### Stated task:
How many lines in the entries below contain "оползень"? Answer with the number only.

Saved data entries
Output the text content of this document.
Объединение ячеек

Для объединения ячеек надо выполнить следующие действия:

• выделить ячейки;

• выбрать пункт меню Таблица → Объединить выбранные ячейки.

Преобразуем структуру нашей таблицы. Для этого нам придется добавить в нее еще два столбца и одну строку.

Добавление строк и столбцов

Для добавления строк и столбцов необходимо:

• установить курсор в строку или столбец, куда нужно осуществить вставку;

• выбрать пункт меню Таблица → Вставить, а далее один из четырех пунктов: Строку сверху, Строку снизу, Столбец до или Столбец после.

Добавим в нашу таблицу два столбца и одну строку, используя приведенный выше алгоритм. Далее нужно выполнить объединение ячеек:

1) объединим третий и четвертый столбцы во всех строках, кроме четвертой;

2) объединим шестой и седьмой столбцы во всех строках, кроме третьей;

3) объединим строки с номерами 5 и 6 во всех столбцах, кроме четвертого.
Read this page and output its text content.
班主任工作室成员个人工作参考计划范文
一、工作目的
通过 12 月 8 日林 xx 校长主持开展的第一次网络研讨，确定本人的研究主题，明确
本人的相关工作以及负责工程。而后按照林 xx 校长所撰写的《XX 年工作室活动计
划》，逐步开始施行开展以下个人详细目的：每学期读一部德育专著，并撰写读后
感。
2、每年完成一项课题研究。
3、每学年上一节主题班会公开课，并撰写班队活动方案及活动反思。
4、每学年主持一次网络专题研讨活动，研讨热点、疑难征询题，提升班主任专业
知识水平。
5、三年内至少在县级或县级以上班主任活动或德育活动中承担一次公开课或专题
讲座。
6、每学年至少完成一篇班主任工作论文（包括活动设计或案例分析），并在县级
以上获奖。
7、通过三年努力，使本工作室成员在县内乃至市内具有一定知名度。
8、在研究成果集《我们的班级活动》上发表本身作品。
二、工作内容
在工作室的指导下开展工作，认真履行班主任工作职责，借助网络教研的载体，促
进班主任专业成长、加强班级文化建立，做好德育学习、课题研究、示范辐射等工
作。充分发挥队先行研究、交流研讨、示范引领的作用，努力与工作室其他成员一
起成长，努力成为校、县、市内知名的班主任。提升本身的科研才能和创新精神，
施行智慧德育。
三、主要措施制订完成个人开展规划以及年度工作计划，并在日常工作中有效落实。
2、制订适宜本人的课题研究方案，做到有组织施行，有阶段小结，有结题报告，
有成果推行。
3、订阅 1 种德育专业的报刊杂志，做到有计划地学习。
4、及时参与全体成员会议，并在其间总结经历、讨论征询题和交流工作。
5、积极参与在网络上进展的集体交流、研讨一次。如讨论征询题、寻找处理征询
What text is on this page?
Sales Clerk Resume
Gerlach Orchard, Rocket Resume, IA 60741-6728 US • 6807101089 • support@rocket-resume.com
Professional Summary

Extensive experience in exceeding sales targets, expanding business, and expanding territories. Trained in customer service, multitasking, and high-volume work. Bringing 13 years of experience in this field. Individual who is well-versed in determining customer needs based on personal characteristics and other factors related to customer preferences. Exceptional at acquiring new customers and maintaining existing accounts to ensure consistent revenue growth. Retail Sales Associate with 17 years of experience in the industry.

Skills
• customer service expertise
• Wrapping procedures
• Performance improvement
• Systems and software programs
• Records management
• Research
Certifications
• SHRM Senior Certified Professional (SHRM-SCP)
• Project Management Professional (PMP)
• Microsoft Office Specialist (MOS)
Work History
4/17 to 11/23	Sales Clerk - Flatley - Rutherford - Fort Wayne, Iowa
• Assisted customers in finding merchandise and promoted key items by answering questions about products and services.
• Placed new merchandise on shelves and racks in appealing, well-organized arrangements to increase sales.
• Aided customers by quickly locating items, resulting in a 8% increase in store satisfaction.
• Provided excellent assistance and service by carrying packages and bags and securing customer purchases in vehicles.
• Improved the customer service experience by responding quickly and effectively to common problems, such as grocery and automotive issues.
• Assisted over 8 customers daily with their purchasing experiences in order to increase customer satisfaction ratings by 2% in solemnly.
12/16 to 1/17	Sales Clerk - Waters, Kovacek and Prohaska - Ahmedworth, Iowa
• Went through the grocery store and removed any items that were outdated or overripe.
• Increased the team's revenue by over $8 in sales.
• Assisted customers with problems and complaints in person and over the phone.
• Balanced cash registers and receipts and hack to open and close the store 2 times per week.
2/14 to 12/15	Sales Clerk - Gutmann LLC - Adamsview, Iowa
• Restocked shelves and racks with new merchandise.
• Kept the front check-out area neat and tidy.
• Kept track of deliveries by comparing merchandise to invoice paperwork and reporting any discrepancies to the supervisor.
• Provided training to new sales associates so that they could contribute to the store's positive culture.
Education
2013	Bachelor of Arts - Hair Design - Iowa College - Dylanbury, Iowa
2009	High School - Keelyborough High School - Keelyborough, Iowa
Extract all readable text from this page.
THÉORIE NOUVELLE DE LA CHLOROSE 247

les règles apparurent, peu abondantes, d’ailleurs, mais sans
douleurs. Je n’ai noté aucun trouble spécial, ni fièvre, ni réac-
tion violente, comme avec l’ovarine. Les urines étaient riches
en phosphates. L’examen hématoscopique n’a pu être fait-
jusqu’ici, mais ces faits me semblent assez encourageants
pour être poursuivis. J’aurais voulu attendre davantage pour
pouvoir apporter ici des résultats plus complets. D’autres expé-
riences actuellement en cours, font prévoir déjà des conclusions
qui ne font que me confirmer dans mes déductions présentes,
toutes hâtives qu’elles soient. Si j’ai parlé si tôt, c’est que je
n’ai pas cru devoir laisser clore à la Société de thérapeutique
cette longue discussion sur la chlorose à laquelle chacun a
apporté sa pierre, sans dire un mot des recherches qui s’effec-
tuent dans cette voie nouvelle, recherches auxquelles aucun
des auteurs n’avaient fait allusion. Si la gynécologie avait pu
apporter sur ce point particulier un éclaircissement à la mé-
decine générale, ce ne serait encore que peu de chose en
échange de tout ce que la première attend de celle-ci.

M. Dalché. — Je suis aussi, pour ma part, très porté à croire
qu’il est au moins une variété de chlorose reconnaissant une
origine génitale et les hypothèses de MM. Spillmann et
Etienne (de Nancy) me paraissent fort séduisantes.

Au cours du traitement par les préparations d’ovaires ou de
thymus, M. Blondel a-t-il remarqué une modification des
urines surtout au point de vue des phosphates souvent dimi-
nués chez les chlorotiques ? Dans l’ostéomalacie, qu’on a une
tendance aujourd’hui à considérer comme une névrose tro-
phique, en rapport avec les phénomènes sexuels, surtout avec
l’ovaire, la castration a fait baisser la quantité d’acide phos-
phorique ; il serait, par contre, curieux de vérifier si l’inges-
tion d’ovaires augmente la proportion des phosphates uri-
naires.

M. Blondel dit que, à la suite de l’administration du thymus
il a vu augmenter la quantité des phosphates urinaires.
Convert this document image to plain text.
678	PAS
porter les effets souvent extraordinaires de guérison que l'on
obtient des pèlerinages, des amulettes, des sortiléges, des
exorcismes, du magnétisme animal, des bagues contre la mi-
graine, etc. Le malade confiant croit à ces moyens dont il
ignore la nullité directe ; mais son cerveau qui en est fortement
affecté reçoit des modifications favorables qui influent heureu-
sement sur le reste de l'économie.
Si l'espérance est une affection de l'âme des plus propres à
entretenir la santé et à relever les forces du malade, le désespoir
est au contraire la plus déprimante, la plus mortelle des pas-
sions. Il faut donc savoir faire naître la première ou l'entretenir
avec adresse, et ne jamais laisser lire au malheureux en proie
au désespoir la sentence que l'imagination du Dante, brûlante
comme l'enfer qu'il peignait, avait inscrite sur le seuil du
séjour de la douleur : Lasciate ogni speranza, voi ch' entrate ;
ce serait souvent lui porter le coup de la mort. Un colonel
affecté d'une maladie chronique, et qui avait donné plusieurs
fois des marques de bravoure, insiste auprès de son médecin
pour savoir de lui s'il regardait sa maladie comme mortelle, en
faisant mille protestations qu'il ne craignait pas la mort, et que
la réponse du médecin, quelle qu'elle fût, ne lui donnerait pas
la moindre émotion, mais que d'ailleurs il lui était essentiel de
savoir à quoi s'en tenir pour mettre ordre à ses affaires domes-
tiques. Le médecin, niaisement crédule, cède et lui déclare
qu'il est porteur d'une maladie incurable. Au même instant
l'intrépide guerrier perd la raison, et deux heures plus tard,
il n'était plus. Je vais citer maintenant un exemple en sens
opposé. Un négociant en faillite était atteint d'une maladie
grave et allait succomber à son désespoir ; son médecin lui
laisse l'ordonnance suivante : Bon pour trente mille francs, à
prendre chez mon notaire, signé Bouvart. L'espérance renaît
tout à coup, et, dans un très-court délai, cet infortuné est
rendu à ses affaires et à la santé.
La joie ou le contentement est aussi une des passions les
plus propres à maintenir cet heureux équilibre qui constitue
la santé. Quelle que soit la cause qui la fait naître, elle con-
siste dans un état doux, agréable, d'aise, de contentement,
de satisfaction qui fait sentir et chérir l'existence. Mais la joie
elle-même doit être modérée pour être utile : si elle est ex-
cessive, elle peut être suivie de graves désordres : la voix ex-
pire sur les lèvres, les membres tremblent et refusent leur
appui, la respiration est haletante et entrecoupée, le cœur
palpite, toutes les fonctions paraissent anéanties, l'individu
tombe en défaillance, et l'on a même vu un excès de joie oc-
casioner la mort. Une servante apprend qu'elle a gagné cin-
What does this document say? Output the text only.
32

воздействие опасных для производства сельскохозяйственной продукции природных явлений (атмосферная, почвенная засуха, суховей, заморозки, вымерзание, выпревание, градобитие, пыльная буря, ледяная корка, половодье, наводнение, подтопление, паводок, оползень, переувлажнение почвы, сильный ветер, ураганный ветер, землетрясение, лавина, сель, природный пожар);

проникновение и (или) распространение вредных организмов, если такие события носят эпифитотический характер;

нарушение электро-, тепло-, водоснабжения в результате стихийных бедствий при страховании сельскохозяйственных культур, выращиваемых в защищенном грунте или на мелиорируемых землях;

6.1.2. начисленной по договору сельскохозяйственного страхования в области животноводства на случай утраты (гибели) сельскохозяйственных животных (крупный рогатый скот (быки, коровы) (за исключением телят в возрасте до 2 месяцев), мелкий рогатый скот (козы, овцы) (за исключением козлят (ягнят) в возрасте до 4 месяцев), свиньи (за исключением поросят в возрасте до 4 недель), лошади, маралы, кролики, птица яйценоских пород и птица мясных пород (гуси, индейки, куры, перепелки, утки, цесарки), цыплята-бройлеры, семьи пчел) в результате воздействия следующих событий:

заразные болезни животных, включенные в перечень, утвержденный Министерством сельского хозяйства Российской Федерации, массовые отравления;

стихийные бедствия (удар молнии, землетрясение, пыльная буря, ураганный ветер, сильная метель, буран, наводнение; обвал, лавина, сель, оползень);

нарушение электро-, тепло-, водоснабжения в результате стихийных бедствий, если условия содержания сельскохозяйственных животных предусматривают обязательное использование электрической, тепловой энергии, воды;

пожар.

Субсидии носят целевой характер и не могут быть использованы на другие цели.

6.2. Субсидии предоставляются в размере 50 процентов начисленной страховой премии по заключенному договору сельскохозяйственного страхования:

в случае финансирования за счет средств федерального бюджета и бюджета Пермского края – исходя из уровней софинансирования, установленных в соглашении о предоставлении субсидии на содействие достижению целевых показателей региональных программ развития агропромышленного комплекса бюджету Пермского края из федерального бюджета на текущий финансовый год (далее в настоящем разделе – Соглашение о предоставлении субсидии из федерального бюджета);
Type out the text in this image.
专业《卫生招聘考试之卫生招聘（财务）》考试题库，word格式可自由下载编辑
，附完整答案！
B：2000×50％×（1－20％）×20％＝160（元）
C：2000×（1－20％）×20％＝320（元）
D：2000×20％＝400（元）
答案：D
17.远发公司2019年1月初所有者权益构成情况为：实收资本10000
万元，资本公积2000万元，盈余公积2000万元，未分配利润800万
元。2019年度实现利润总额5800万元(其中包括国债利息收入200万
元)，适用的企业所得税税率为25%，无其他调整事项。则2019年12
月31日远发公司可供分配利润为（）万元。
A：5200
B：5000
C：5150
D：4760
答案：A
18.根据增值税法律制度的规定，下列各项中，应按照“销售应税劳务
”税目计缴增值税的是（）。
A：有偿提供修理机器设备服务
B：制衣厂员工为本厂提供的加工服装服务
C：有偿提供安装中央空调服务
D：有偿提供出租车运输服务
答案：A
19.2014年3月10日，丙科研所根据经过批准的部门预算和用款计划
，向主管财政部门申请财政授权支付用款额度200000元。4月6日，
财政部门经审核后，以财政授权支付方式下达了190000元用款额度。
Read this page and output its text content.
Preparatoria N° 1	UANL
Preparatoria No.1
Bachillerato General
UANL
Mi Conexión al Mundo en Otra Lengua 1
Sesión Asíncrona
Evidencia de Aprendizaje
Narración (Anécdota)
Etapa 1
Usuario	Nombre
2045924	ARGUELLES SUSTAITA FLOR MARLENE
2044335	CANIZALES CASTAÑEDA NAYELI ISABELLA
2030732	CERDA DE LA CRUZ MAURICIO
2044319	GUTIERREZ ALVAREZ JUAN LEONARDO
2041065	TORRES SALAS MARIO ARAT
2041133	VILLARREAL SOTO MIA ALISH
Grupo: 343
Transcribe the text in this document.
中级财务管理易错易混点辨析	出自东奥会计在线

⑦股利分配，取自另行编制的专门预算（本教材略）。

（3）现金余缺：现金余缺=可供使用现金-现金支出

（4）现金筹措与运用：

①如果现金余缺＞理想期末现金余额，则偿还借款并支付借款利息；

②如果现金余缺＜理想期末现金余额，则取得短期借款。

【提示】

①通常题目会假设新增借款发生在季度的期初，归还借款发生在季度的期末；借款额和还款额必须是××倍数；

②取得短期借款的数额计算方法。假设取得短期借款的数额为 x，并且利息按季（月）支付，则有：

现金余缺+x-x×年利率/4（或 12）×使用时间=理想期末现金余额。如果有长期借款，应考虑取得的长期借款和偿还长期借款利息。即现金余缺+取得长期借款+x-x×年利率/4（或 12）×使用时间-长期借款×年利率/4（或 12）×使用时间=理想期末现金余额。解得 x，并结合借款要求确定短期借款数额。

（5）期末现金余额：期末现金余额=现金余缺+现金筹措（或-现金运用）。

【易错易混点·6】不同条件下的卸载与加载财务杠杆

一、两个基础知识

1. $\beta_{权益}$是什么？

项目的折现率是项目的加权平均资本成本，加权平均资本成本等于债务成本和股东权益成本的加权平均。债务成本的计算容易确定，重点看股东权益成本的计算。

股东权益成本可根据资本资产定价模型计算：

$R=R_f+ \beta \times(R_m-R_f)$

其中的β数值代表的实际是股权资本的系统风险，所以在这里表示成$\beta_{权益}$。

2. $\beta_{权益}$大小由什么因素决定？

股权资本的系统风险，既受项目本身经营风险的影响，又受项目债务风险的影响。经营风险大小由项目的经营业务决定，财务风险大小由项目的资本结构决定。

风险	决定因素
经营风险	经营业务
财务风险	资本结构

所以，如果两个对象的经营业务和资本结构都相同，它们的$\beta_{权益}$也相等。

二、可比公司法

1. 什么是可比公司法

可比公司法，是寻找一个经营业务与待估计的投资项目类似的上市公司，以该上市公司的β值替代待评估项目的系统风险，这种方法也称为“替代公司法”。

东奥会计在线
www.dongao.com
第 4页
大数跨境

### Answer to the exercise:
2